Work to complete.
Find the lines below that contain the string "collected". Copy each one.

___

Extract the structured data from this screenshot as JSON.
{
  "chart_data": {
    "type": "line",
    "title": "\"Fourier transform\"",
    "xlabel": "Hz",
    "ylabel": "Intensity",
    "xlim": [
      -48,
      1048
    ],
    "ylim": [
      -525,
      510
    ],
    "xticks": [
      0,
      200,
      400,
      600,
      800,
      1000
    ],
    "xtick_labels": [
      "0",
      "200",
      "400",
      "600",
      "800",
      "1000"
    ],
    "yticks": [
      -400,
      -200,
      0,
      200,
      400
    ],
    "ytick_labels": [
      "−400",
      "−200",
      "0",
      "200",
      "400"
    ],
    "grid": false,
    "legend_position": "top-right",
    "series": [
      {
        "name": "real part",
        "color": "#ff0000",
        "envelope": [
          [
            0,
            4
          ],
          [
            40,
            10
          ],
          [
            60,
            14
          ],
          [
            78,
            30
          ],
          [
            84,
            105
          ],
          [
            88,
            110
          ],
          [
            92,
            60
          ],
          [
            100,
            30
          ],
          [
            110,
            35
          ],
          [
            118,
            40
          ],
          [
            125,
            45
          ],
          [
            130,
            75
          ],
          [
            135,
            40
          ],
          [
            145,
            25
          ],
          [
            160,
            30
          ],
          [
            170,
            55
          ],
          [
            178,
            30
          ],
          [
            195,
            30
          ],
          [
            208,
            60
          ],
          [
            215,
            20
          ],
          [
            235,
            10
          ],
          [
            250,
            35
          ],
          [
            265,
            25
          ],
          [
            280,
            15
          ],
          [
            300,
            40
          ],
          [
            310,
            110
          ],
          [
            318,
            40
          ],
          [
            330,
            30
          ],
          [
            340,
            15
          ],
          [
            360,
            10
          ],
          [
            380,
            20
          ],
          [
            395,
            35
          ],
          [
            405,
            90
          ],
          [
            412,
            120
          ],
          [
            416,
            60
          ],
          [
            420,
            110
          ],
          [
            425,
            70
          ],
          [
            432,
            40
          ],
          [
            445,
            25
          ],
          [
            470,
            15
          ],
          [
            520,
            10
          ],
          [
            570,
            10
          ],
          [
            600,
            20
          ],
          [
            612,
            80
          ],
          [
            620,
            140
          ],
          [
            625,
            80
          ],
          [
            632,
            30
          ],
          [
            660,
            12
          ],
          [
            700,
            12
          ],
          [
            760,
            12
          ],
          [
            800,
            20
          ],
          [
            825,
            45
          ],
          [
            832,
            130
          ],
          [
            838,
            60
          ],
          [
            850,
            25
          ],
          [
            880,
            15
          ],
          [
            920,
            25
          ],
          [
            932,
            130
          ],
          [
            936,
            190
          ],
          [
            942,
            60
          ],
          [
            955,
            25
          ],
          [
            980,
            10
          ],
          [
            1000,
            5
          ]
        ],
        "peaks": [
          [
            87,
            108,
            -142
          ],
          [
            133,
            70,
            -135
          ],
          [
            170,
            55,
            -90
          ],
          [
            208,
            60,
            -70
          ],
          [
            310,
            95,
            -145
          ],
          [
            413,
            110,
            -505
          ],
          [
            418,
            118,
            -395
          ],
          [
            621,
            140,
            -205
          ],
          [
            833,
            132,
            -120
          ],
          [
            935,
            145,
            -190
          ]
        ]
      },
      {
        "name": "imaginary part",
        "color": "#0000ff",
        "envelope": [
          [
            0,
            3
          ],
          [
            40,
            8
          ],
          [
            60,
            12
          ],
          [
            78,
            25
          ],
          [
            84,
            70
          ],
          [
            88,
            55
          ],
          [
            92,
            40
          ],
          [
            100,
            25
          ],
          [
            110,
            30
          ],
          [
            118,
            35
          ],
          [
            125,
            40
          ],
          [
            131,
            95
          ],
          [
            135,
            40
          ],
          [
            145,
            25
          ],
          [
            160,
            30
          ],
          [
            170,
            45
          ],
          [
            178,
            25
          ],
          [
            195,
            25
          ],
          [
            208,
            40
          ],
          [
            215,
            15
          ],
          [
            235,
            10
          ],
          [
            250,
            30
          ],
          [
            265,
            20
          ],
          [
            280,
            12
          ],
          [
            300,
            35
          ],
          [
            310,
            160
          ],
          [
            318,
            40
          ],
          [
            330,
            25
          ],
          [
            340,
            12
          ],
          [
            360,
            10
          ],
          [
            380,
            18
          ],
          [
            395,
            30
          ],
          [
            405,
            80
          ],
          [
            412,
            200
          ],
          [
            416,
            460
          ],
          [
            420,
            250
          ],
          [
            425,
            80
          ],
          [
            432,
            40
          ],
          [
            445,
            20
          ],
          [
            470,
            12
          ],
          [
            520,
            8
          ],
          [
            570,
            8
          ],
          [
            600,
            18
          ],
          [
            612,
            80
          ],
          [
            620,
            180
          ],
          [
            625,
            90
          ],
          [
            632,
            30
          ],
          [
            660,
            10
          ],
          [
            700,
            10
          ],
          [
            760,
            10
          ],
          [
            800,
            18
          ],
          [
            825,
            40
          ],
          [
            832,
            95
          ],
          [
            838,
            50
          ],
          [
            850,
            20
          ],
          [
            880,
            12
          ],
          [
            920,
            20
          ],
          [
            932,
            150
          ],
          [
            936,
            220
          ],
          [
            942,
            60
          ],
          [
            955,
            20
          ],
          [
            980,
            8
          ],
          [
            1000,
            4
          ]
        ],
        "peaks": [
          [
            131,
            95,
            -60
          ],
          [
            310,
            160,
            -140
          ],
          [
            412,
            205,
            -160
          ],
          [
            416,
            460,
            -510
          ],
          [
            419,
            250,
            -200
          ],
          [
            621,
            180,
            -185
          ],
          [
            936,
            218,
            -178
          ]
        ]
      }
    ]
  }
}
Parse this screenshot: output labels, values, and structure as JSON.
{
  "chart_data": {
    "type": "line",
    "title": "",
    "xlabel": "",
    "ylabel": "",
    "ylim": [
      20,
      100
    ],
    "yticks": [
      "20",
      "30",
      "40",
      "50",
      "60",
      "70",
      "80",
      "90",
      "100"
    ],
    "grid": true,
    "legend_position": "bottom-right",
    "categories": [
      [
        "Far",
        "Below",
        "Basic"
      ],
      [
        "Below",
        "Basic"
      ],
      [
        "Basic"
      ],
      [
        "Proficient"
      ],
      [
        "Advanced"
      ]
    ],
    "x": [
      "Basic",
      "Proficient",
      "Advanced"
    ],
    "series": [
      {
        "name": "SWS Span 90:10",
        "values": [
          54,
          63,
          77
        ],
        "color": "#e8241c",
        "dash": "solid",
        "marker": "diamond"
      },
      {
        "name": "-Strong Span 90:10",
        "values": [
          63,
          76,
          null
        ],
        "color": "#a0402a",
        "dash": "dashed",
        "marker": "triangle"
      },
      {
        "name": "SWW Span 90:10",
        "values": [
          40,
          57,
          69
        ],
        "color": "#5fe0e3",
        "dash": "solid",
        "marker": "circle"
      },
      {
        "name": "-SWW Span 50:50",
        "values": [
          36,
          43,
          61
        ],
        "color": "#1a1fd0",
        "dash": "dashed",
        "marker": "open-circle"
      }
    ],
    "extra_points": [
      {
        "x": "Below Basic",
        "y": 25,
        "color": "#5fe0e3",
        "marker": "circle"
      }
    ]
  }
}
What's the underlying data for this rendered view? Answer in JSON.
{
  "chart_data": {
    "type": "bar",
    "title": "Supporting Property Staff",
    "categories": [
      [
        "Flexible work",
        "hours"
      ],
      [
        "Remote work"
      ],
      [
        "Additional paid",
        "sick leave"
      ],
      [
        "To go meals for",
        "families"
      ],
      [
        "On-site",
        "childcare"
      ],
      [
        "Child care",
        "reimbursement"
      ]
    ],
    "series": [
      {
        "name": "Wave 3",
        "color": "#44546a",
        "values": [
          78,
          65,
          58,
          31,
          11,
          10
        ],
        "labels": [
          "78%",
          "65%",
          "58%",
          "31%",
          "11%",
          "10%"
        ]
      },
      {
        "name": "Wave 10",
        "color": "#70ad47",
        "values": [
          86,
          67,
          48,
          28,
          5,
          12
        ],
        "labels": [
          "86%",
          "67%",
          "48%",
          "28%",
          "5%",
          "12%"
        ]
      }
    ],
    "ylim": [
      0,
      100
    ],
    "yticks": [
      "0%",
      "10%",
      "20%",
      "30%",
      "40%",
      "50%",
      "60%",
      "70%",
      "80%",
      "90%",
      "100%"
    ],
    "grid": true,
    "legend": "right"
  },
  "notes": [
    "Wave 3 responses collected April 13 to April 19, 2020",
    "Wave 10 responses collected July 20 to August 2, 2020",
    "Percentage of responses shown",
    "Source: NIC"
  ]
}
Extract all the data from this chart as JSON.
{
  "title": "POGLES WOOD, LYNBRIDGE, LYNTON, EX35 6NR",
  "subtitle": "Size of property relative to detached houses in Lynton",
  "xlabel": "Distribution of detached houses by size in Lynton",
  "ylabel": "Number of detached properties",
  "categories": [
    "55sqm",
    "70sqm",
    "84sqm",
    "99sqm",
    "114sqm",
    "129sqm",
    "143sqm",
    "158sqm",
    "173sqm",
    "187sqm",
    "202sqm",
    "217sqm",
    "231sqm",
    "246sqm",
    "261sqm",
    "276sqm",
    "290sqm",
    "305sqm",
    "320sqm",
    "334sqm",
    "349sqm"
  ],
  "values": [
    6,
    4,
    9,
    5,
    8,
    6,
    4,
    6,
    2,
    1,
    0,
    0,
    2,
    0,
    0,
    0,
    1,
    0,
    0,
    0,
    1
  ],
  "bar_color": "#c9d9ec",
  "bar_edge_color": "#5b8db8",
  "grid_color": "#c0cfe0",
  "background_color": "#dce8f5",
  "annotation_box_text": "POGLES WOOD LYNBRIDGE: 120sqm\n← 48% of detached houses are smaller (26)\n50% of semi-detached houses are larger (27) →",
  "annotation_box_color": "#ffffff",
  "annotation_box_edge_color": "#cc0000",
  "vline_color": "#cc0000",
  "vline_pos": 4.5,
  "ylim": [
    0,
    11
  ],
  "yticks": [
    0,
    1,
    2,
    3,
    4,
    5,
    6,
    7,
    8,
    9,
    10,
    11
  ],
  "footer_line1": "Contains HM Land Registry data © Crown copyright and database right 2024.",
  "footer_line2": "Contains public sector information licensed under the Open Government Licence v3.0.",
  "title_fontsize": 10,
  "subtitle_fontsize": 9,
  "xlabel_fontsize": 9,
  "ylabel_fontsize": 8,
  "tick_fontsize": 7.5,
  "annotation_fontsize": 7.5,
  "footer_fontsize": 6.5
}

___

Written response.
    "Wave 3 responses collected April 13 to April 19, 2020",
    "Wave 10 responses collected July 20 to August 2, 2020",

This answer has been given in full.